START
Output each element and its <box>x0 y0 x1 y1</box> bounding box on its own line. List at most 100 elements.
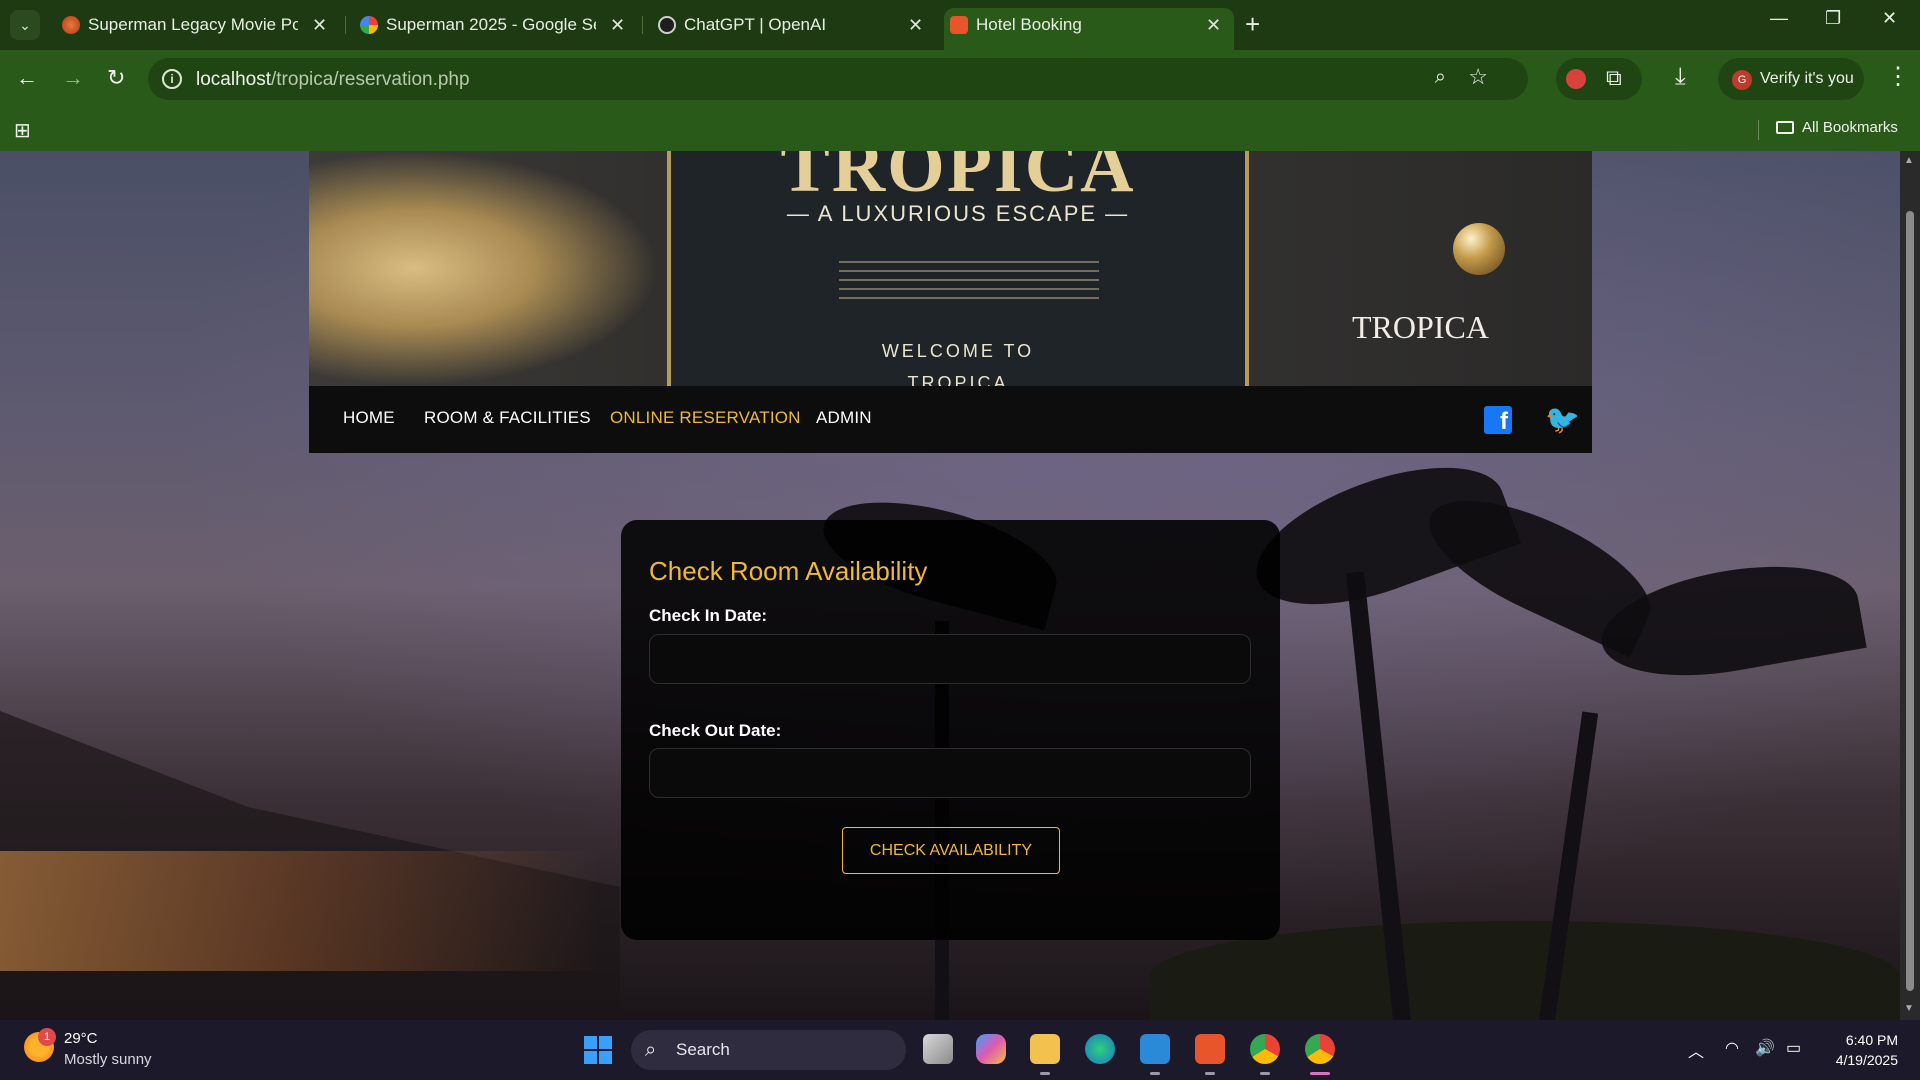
openai-favicon-icon <box>658 16 676 34</box>
system-clock[interactable]: 6:40 PM 4/19/2025 <box>1818 1030 1898 1070</box>
scroll-down-arrow-icon[interactable]: ▼ <box>1904 1003 1914 1014</box>
new-tab-button[interactable]: + <box>1245 11 1260 37</box>
profile-avatar: G <box>1732 70 1752 90</box>
close-window-icon[interactable]: ✕ <box>1882 8 1897 29</box>
app-running-indicator <box>1150 1072 1160 1075</box>
url-text[interactable]: localhost/tropica/reservation.php <box>196 69 470 91</box>
facebook-icon[interactable]: f <box>1484 406 1512 435</box>
tab-chatgpt[interactable]: ChatGPT | OpenAI ✕ <box>652 8 932 42</box>
verify-label: Verify it's you <box>1760 70 1854 87</box>
scroll-up-arrow-icon[interactable]: ▲ <box>1904 155 1914 166</box>
restore-icon[interactable]: ❐ <box>1825 8 1841 29</box>
puzzle-icon[interactable]: ⧉ <box>1606 65 1622 91</box>
windows-start-icon[interactable] <box>584 1036 612 1064</box>
chrome-profile-icon[interactable] <box>1305 1034 1335 1064</box>
site-navbar: HOME ROOM & FACILITIES ONLINE RESERVATIO… <box>309 386 1592 453</box>
check-out-date-input[interactable] <box>649 748 1251 798</box>
hero-banner: TROPICA — A LUXURIOUS ESCAPE — WELCOME T… <box>309 151 1592 386</box>
banner-fine-print <box>839 261 1099 305</box>
app-active-indicator <box>1310 1072 1330 1075</box>
xampp-icon[interactable] <box>1195 1034 1225 1064</box>
welcome-brand: TROPICA <box>907 373 1009 386</box>
gold-orb-decoration <box>1453 223 1505 275</box>
check-availability-button[interactable]: CHECK AVAILABILITY <box>842 827 1060 874</box>
all-bookmarks-button[interactable]: All Bookmarks <box>1776 119 1898 136</box>
twitter-icon[interactable]: 🐦 <box>1545 406 1580 434</box>
apps-grid-icon[interactable]: ⊞ <box>14 118 31 143</box>
app-running-indicator <box>1205 1072 1215 1075</box>
windows-taskbar: 1 29°C Mostly sunny ⌕ Search ︿ ◠ 🔊 ▭ 6:4… <box>0 1020 1920 1080</box>
xampp-favicon-icon <box>950 16 968 34</box>
app-running-indicator <box>1040 1072 1050 1075</box>
tab-close-icon[interactable]: ✕ <box>610 8 625 42</box>
page-viewport: TROPICA — A LUXURIOUS ESCAPE — WELCOME T… <box>0 151 1900 1020</box>
banner-tagline: — A LUXURIOUS ESCAPE — <box>786 201 1130 226</box>
copilot-icon[interactable] <box>976 1034 1006 1064</box>
tab-title: Hotel Booking <box>976 15 1082 34</box>
reload-icon[interactable]: ↻ <box>107 67 125 89</box>
tab-search-menu-button[interactable]: ⌄ <box>10 10 40 40</box>
availability-form-card: Check Room Availability Check In Date: C… <box>621 520 1280 940</box>
google-favicon-icon <box>360 16 378 34</box>
check-in-date-input[interactable] <box>649 634 1251 684</box>
minimize-icon[interactable]: — <box>1770 8 1788 29</box>
nav-room-facilities[interactable]: ROOM & FACILITIES <box>424 408 591 428</box>
forward-arrow-icon[interactable]: → <box>62 67 84 89</box>
edge-icon[interactable] <box>1085 1034 1115 1064</box>
extension-icon[interactable] <box>1566 69 1586 89</box>
taskbar-search-box[interactable]: ⌕ Search <box>631 1030 906 1070</box>
tab-close-icon[interactable]: ✕ <box>1206 8 1221 42</box>
menu-kebab-icon[interactable]: ⋮ <box>1886 62 1910 91</box>
banner-welcome: WELCOME TO TROPICA <box>671 335 1245 386</box>
sparkle-favicon-icon <box>62 16 80 34</box>
tab-superman-poster[interactable]: Superman Legacy Movie Poster ✕ <box>56 8 336 42</box>
app-running-indicator <box>1260 1072 1270 1075</box>
site-info-icon[interactable]: i <box>162 69 182 89</box>
weather-description[interactable]: Mostly sunny <box>64 1051 152 1068</box>
file-explorer-icon[interactable] <box>1030 1034 1060 1064</box>
tab-title: Superman 2025 - Google Search <box>386 15 596 34</box>
weather-notification-badge: 1 <box>38 1028 56 1046</box>
nav-admin[interactable]: ADMIN <box>816 408 872 428</box>
tray-overflow-chevron-icon[interactable]: ︿ <box>1688 1038 1704 1062</box>
download-icon[interactable]: ⤓ <box>1675 63 1686 91</box>
tab-superman-google[interactable]: Superman 2025 - Google Search ✕ <box>354 8 634 42</box>
tab-close-icon[interactable]: ✕ <box>908 8 923 42</box>
vscode-icon[interactable] <box>1140 1034 1170 1064</box>
tab-title: Superman Legacy Movie Poster <box>88 15 298 34</box>
url-host: localhost <box>196 69 271 90</box>
zoom-icon[interactable]: ⌕ <box>1435 66 1446 89</box>
nav-online-reservation[interactable]: ONLINE RESERVATION <box>610 408 801 428</box>
verify-profile-button[interactable]: G Verify it's you <box>1718 58 1864 100</box>
clock-date: 4/19/2025 <box>1835 1052 1898 1068</box>
search-icon: ⌕ <box>645 1039 657 1061</box>
task-view-icon[interactable] <box>923 1034 953 1064</box>
wifi-icon[interactable]: ◠ <box>1725 1038 1739 1058</box>
tab-hotel-booking[interactable]: Hotel Booking ✕ <box>944 8 1234 50</box>
banner-side-logo: TROPICA <box>1352 309 1489 345</box>
search-label: Search <box>676 1040 730 1059</box>
chrome-icon[interactable] <box>1250 1034 1280 1064</box>
back-arrow-icon[interactable]: ← <box>16 67 38 89</box>
address-bar[interactable]: i localhost/tropica/reservation.php ⌕ ☆ <box>148 58 1528 100</box>
bookmarks-divider <box>1758 120 1759 140</box>
battery-icon[interactable]: ▭ <box>1786 1038 1801 1058</box>
tab-title: ChatGPT | OpenAI <box>684 15 827 34</box>
scrollbar-thumb[interactable] <box>1906 211 1914 991</box>
tab-divider <box>642 16 643 34</box>
check-out-label: Check Out Date: <box>649 721 782 740</box>
volume-icon[interactable]: 🔊 <box>1755 1038 1775 1058</box>
form-title: Check Room Availability <box>649 556 928 586</box>
url-path: /tropica/reservation.php <box>271 69 470 90</box>
resort-lights-background <box>0 851 600 971</box>
palm-frond <box>1593 549 1867 693</box>
welcome-line: WELCOME TO <box>881 341 1035 361</box>
address-toolbar: ← → ↻ i localhost/tropica/reservation.ph… <box>0 50 1920 108</box>
tab-close-icon[interactable]: ✕ <box>312 8 327 42</box>
bookmark-star-icon[interactable]: ☆ <box>1468 64 1488 90</box>
extensions-group: ⧉ <box>1556 58 1642 100</box>
banner-center-panel: TROPICA — A LUXURIOUS ESCAPE — WELCOME T… <box>667 151 1249 386</box>
weather-temperature[interactable]: 29°C <box>64 1030 98 1047</box>
page-scrollbar[interactable]: ▲ ▼ <box>1900 151 1920 1020</box>
nav-home[interactable]: HOME <box>343 408 395 428</box>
END
## TASK INSTRUCTIONS:
Replace "Verify it's you" with "Confirm it's you" in the material, starting with the line that contains "openai-favicon-icon <box>658 16 676 34</box>" and going on through the line that contains "apps-grid-icon[interactable]: ⊞ <box>14". Return only those lines, with everything else left unchanged.

## EXPECTED ANSWER:
openai-favicon-icon <box>658 16 676 34</box>
system-clock[interactable]: 6:40 PM 4/19/2025 <box>1818 1030 1898 1070</box>
scroll-down-arrow-icon[interactable]: ▼ <box>1904 1003 1914 1014</box>
new-tab-button[interactable]: + <box>1245 11 1260 37</box>
profile-avatar: G <box>1732 70 1752 90</box>
close-window-icon[interactable]: ✕ <box>1882 8 1897 29</box>
app-running-indicator <box>1150 1072 1160 1075</box>
url-text[interactable]: localhost/tropica/reservation.php <box>196 69 470 91</box>
facebook-icon[interactable]: f <box>1484 406 1512 435</box>
tab-chatgpt[interactable]: ChatGPT | OpenAI ✕ <box>652 8 932 42</box>
verify-label: Confirm it's you <box>1760 70 1854 87</box>
scroll-up-arrow-icon[interactable]: ▲ <box>1904 155 1914 166</box>
restore-icon[interactable]: ❐ <box>1825 8 1841 29</box>
puzzle-icon[interactable]: ⧉ <box>1606 65 1622 91</box>
windows-start-icon[interactable] <box>584 1036 612 1064</box>
chrome-profile-icon[interactable] <box>1305 1034 1335 1064</box>
site-navbar: HOME ROOM & FACILITIES ONLINE RESERVATIO… <box>309 386 1592 453</box>
check-out-date-input[interactable] <box>649 748 1251 798</box>
hero-banner: TROPICA — A LUXURIOUS ESCAPE — WELCOME T… <box>309 151 1592 386</box>
banner-fine-print <box>839 261 1099 305</box>
app-active-indicator <box>1310 1072 1330 1075</box>
xampp-icon[interactable] <box>1195 1034 1225 1064</box>
welcome-brand: TROPICA <box>907 373 1009 386</box>
gold-orb-decoration <box>1453 223 1505 275</box>
check-availability-button[interactable]: CHECK AVAILABILITY <box>842 827 1060 874</box>
all-bookmarks-button[interactable]: All Bookmarks <box>1776 119 1898 136</box>
twitter-icon[interactable]: 🐦 <box>1545 406 1580 434</box>
apps-grid-icon[interactable]: ⊞ <box>14 118 31 143</box>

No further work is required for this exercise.